WRITTEN EXERCISE » Copy all the material below, exactly as it stands.

PROVIDED DATA »
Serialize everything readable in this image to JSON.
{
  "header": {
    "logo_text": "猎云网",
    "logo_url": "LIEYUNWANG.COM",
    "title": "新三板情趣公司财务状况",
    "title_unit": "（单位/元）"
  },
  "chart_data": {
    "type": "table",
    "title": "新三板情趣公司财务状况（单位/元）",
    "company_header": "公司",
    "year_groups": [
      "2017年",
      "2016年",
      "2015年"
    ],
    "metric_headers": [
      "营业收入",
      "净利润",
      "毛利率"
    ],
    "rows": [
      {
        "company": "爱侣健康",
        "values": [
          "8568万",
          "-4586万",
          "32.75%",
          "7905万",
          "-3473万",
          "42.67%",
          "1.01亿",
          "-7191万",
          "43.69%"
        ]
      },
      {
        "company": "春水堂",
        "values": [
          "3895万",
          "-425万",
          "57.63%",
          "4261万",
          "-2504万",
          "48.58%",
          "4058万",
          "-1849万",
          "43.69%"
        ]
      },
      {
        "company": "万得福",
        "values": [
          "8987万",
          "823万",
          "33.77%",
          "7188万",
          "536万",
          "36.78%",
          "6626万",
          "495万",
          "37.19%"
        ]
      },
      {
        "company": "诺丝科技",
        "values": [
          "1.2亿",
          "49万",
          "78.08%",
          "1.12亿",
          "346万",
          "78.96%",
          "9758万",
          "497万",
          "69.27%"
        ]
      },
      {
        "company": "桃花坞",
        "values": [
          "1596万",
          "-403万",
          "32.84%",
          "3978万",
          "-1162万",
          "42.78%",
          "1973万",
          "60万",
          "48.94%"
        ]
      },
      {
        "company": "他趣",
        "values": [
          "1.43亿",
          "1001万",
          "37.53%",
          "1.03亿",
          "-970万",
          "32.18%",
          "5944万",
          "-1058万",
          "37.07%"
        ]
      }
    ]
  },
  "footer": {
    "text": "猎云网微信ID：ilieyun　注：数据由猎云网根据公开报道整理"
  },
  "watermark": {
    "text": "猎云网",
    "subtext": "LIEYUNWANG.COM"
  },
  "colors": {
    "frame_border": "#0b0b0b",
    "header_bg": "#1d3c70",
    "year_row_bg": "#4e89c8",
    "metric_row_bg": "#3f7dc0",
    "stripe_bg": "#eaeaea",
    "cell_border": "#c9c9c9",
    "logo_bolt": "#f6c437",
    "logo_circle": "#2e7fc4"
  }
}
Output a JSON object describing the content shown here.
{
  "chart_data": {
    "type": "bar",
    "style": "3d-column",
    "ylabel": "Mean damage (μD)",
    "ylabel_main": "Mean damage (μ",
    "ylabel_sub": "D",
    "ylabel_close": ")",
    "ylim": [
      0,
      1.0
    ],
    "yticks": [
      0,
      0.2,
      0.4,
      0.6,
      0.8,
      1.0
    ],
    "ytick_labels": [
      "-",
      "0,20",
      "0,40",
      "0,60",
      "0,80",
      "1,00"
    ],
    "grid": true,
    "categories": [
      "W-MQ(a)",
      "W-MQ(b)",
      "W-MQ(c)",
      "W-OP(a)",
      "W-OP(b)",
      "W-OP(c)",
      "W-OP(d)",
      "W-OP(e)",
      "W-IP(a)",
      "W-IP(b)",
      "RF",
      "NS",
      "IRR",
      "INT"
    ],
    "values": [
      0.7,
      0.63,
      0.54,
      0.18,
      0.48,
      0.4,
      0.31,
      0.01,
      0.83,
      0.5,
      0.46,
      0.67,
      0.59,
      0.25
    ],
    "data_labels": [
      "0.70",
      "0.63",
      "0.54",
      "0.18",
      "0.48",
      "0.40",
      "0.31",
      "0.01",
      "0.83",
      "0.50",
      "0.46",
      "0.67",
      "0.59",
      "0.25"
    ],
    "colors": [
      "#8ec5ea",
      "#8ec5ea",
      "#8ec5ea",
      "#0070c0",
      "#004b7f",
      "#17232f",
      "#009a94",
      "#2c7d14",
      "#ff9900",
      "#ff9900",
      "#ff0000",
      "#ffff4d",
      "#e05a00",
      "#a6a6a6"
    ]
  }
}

SOLVED PROBLEM »
Serialize everything readable in this image to JSON.
{
  "header": {
    "logo_text": "猎云网",
    "logo_url": "LIEYUNWANG.COM",
    "title": "新三板情趣公司财务状况",
    "title_unit": "（单位/元）"
  },
  "chart_data": {
    "type": "table",
    "title": "新三板情趣公司财务状况（单位/元）",
    "company_header": "公司",
    "year_groups": [
      "2017年",
      "2016年",
      "2015年"
    ],
    "metric_headers": [
      "营业收入",
      "净利润",
      "毛利率"
    ],
    "rows": [
      {
        "company": "爱侣健康",
        "values": [
          "8568万",
          "-4586万",
          "32.75%",
          "7905万",
          "-3473万",
          "42.67%",
          "1.01亿",
          "-7191万",
          "43.69%"
        ]
      },
      {
        "company": "春水堂",
        "values": [
          "3895万",
          "-425万",
          "57.63%",
          "4261万",
          "-2504万",
          "48.58%",
          "4058万",
          "-1849万",
          "43.69%"
        ]
      },
      {
        "company": "万得福",
        "values": [
          "8987万",
          "823万",
          "33.77%",
          "7188万",
          "536万",
          "36.78%",
          "6626万",
          "495万",
          "37.19%"
        ]
      },
      {
        "company": "诺丝科技",
        "values": [
          "1.2亿",
          "49万",
          "78.08%",
          "1.12亿",
          "346万",
          "78.96%",
          "9758万",
          "497万",
          "69.27%"
        ]
      },
      {
        "company": "桃花坞",
        "values": [
          "1596万",
          "-403万",
          "32.84%",
          "3978万",
          "-1162万",
          "42.78%",
          "1973万",
          "60万",
          "48.94%"
        ]
      },
      {
        "company": "他趣",
        "values": [
          "1.43亿",
          "1001万",
          "37.53%",
          "1.03亿",
          "-970万",
          "32.18%",
          "5944万",
          "-1058万",
          "37.07%"
        ]
      }
    ]
  },
  "footer": {
    "text": "猎云网微信ID：ilieyun　注：数据由猎云网根据公开报道整理"
  },
  "watermark": {
    "text": "猎云网",
    "subtext": "LIEYUNWANG.COM"
  },
  "colors": {
    "frame_border": "#0b0b0b",
    "header_bg": "#1d3c70",
    "year_row_bg": "#4e89c8",
    "metric_row_bg": "#3f7dc0",
    "stripe_bg": "#eaeaea",
    "cell_border": "#c9c9c9",
    "logo_bolt": "#f6c437",
    "logo_circle": "#2e7fc4"
  }
}
Output a JSON object describing the content shown here.
{
  "chart_data": {
    "type": "bar",
    "style": "3d-column",
    "ylabel": "Mean damage (μD)",
    "ylabel_main": "Mean damage (μ",
    "ylabel_sub": "D",
    "ylabel_close": ")",
    "ylim": [
      0,
      1.0
    ],
    "yticks": [
      0,
      0.2,
      0.4,
      0.6,
      0.8,
      1.0
    ],
    "ytick_labels": [
      "-",
      "0,20",
      "0,40",
      "0,60",
      "0,80",
      "1,00"
    ],
    "grid": true,
    "categories": [
      "W-MQ(a)",
      "W-MQ(b)",
      "W-MQ(c)",
      "W-OP(a)",
      "W-OP(b)",
      "W-OP(c)",
      "W-OP(d)",
      "W-OP(e)",
      "W-IP(a)",
      "W-IP(b)",
      "RF",
      "NS",
      "IRR",
      "INT"
    ],
    "values": [
      0.7,
      0.63,
      0.54,
      0.18,
      0.48,
      0.4,
      0.31,
      0.01,
      0.83,
      0.5,
      0.46,
      0.67,
      0.59,
      0.25
    ],
    "data_labels": [
      "0.70",
      "0.63",
      "0.54",
      "0.18",
      "0.48",
      "0.40",
      "0.31",
      "0.01",
      "0.83",
      "0.50",
      "0.46",
      "0.67",
      "0.59",
      "0.25"
    ],
    "colors": [
      "#8ec5ea",
      "#8ec5ea",
      "#8ec5ea",
      "#0070c0",
      "#004b7f",
      "#17232f",
      "#009a94",
      "#2c7d14",
      "#ff9900",
      "#ff9900",
      "#ff0000",
      "#ffff4d",
      "#e05a00",
      "#a6a6a6"
    ]
  }
}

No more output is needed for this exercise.